--- begin Information supplied ---

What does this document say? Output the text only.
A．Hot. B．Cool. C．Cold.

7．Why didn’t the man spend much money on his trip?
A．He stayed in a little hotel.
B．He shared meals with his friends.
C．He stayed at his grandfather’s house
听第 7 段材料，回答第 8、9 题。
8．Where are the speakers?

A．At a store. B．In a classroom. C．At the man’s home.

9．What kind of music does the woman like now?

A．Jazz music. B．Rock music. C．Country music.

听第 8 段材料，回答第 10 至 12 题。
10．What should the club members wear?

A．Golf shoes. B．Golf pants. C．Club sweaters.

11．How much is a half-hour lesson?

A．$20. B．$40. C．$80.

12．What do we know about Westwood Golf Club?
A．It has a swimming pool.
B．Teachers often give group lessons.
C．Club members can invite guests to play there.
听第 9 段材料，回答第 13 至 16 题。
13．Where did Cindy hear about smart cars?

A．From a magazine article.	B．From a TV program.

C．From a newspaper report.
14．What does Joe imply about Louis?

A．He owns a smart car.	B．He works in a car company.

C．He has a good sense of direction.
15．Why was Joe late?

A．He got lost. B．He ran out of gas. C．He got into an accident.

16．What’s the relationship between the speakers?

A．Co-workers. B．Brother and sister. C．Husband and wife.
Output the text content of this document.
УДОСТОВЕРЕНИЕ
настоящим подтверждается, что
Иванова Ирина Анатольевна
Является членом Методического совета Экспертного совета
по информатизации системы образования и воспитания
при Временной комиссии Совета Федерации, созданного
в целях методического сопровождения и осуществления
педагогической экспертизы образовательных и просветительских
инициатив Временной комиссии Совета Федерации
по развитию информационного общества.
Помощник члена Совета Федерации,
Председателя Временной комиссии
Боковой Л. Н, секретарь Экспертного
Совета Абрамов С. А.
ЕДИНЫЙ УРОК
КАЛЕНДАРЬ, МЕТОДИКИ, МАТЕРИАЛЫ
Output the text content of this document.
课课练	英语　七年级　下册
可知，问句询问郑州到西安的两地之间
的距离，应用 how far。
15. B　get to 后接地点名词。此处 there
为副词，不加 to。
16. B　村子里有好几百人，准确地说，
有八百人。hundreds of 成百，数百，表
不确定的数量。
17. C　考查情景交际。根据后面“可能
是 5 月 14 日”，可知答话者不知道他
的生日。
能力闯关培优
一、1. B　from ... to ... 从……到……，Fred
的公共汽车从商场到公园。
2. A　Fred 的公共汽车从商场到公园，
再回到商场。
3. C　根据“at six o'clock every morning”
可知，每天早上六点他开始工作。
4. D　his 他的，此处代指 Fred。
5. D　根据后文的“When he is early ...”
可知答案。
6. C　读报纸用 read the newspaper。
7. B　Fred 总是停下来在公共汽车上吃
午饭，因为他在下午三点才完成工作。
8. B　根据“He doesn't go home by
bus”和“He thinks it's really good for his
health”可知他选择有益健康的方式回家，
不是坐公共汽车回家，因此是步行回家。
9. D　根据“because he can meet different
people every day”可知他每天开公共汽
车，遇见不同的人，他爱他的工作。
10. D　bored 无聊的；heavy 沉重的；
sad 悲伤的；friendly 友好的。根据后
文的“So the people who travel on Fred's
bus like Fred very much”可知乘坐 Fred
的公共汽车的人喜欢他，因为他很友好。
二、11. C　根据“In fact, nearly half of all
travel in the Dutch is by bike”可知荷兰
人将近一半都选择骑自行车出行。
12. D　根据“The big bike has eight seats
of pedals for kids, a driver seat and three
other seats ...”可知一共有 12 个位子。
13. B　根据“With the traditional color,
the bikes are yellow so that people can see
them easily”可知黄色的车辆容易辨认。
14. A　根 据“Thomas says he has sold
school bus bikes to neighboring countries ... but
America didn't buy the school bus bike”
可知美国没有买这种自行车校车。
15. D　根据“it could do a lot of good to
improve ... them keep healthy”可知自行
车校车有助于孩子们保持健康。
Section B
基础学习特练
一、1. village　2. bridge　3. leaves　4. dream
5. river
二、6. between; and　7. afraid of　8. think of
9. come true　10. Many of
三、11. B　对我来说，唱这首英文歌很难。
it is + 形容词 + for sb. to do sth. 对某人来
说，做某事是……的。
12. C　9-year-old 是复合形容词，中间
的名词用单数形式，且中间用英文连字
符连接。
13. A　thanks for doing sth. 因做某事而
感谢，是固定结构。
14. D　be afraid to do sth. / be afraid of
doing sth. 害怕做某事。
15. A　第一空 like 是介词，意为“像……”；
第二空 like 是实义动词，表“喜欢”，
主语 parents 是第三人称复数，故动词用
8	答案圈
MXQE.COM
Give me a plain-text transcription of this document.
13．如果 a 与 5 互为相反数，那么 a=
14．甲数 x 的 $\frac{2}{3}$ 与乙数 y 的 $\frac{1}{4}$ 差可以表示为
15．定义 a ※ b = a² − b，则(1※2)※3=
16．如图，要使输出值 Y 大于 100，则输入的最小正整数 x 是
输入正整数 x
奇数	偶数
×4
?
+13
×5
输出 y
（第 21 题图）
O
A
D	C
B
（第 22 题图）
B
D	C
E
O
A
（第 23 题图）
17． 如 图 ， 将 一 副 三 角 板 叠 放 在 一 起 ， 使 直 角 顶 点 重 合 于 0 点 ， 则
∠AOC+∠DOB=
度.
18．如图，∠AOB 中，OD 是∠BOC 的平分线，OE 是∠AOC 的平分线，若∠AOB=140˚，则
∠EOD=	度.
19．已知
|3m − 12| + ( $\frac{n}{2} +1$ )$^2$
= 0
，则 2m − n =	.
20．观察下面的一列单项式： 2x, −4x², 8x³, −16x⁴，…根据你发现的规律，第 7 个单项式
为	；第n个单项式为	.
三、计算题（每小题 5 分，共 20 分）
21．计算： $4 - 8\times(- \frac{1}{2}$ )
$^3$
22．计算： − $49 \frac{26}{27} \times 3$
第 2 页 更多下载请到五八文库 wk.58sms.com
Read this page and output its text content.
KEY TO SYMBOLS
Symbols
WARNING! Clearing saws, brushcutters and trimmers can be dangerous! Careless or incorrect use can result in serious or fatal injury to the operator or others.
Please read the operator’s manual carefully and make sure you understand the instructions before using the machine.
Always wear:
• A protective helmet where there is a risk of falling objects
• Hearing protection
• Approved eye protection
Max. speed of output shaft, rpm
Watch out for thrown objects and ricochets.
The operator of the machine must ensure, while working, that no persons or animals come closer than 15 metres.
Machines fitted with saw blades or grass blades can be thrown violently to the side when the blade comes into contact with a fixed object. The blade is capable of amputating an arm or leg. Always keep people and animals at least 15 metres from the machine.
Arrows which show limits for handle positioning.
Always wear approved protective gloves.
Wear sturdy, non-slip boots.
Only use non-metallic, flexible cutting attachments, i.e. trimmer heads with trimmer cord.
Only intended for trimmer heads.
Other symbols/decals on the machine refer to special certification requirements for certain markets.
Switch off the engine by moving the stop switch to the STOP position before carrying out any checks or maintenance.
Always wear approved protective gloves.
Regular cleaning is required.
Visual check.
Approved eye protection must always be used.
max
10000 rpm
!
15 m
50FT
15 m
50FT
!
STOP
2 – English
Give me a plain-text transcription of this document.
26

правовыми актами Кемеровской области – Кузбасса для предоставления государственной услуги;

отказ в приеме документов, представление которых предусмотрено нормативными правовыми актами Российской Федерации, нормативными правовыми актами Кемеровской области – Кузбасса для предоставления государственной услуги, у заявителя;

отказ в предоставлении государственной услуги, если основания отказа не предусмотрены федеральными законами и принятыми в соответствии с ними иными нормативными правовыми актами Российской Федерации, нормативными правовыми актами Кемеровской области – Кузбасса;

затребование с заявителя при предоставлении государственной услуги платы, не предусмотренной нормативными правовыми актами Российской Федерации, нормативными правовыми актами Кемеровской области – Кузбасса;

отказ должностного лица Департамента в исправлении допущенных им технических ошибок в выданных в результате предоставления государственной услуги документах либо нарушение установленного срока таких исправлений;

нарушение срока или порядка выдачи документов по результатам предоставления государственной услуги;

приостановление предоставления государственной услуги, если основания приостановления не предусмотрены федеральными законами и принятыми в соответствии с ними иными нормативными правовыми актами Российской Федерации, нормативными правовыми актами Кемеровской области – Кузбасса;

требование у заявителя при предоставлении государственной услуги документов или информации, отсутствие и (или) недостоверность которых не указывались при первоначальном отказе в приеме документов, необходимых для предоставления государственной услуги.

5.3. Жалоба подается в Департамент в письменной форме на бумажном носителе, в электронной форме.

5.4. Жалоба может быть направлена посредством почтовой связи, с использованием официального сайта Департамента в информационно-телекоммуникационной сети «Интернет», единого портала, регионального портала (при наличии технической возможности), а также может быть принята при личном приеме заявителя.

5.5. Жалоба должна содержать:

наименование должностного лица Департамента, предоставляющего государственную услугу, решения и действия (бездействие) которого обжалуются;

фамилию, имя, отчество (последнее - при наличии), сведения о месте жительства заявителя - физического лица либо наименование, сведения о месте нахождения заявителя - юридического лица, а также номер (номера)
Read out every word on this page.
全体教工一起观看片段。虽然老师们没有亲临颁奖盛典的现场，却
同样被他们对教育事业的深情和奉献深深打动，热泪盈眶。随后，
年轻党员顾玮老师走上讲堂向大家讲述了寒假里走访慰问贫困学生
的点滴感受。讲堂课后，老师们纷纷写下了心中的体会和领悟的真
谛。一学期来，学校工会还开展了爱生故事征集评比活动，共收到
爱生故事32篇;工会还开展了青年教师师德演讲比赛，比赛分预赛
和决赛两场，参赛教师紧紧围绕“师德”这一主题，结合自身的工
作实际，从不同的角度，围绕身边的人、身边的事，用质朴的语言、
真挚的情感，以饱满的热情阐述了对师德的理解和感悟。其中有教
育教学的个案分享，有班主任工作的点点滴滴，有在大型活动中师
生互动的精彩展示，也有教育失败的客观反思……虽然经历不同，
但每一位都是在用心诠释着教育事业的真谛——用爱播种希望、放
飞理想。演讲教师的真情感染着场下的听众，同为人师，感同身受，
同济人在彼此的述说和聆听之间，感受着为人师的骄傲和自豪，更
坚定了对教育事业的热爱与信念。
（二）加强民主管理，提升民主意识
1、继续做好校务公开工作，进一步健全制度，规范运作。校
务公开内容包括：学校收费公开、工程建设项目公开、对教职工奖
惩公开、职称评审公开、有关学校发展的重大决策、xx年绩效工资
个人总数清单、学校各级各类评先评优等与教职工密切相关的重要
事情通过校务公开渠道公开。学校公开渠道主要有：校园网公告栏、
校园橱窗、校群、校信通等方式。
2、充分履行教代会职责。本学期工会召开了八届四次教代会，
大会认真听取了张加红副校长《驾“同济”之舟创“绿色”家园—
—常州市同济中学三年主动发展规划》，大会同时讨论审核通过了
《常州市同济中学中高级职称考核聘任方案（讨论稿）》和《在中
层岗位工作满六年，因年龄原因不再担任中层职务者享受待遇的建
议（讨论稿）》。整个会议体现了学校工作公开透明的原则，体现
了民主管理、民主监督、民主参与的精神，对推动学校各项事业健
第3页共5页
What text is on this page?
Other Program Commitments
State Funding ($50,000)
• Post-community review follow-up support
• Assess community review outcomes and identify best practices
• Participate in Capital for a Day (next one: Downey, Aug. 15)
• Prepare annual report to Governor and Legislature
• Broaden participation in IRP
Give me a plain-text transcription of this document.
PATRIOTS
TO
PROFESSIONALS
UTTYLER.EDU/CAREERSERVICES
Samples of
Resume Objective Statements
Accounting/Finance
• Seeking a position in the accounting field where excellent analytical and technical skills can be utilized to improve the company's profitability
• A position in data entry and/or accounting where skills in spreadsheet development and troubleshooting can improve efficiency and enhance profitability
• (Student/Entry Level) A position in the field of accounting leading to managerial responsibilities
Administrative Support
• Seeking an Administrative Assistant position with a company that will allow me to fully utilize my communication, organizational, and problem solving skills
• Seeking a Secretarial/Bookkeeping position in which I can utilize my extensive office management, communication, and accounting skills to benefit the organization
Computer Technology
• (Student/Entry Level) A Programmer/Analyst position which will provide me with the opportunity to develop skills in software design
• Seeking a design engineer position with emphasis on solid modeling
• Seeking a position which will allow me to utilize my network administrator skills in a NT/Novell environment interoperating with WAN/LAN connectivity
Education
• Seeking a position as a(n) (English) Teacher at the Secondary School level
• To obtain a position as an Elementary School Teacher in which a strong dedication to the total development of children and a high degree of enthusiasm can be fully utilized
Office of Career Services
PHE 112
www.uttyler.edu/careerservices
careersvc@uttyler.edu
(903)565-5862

--- end Information supplied ---

From the entries above, copy every line where the word "если" shows up.

The solution:
отказ в предоставлении государственной услуги, если основания отказа не предусмотрены федеральными законами и принятыми в соответствии с ними иными нормативными правовыми актами Российской Федерации, нормативными правовыми актами Кемеровской области – Кузбасса;
приостановление предоставления государственной услуги, если основания приостановления не предусмотрены федеральными законами и принятыми в соответствии с ними иными нормативными правовыми актами Российской Федерации, нормативными правовыми актами Кемеровской области – Кузбасса;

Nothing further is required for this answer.